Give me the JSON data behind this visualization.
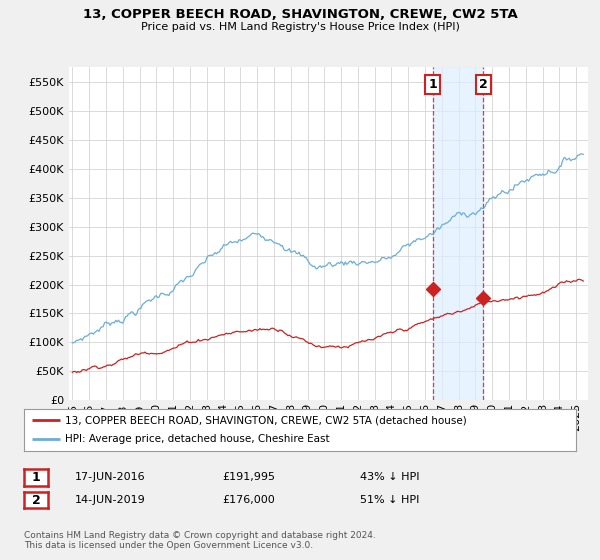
{
  "title": "13, COPPER BEECH ROAD, SHAVINGTON, CREWE, CW2 5TA",
  "subtitle": "Price paid vs. HM Land Registry's House Price Index (HPI)",
  "ytick_vals": [
    0,
    50000,
    100000,
    150000,
    200000,
    250000,
    300000,
    350000,
    400000,
    450000,
    500000,
    550000
  ],
  "ylim": [
    0,
    575000
  ],
  "hpi_color": "#6baed6",
  "price_color": "#cc2222",
  "sale1_date": 2016.46,
  "sale1_price": 191995,
  "sale2_date": 2019.45,
  "sale2_price": 176000,
  "legend_label1": "13, COPPER BEECH ROAD, SHAVINGTON, CREWE, CW2 5TA (detached house)",
  "legend_label2": "HPI: Average price, detached house, Cheshire East",
  "table_row1": [
    "1",
    "17-JUN-2016",
    "£191,995",
    "43% ↓ HPI"
  ],
  "table_row2": [
    "2",
    "14-JUN-2019",
    "£176,000",
    "51% ↓ HPI"
  ],
  "footnote": "Contains HM Land Registry data © Crown copyright and database right 2024.\nThis data is licensed under the Open Government Licence v3.0.",
  "background_color": "#f0f0f0",
  "plot_bg_color": "#ffffff",
  "grid_color": "#cccccc",
  "shade_color": "#ddeeff"
}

* * *

### Aim
Print the records word for word and exclude any picture they hold.

### Expected output
Give me the JSON data behind this visualization.
{
  "title": "13, COPPER BEECH ROAD, SHAVINGTON, CREWE, CW2 5TA",
  "subtitle": "Price paid vs. HM Land Registry's House Price Index (HPI)",
  "ytick_vals": [
    0,
    50000,
    100000,
    150000,
    200000,
    250000,
    300000,
    350000,
    400000,
    450000,
    500000,
    550000
  ],
  "ylim": [
    0,
    575000
  ],
  "hpi_color": "#6baed6",
  "price_color": "#cc2222",
  "sale1_date": 2016.46,
  "sale1_price": 191995,
  "sale2_date": 2019.45,
  "sale2_price": 176000,
  "legend_label1": "13, COPPER BEECH ROAD, SHAVINGTON, CREWE, CW2 5TA (detached house)",
  "legend_label2": "HPI: Average price, detached house, Cheshire East",
  "table_row1": [
    "1",
    "17-JUN-2016",
    "£191,995",
    "43% ↓ HPI"
  ],
  "table_row2": [
    "2",
    "14-JUN-2019",
    "£176,000",
    "51% ↓ HPI"
  ],
  "footnote": "Contains HM Land Registry data © Crown copyright and database right 2024.\nThis data is licensed under the Open Government Licence v3.0.",
  "background_color": "#f0f0f0",
  "plot_bg_color": "#ffffff",
  "grid_color": "#cccccc",
  "shade_color": "#ddeeff"
}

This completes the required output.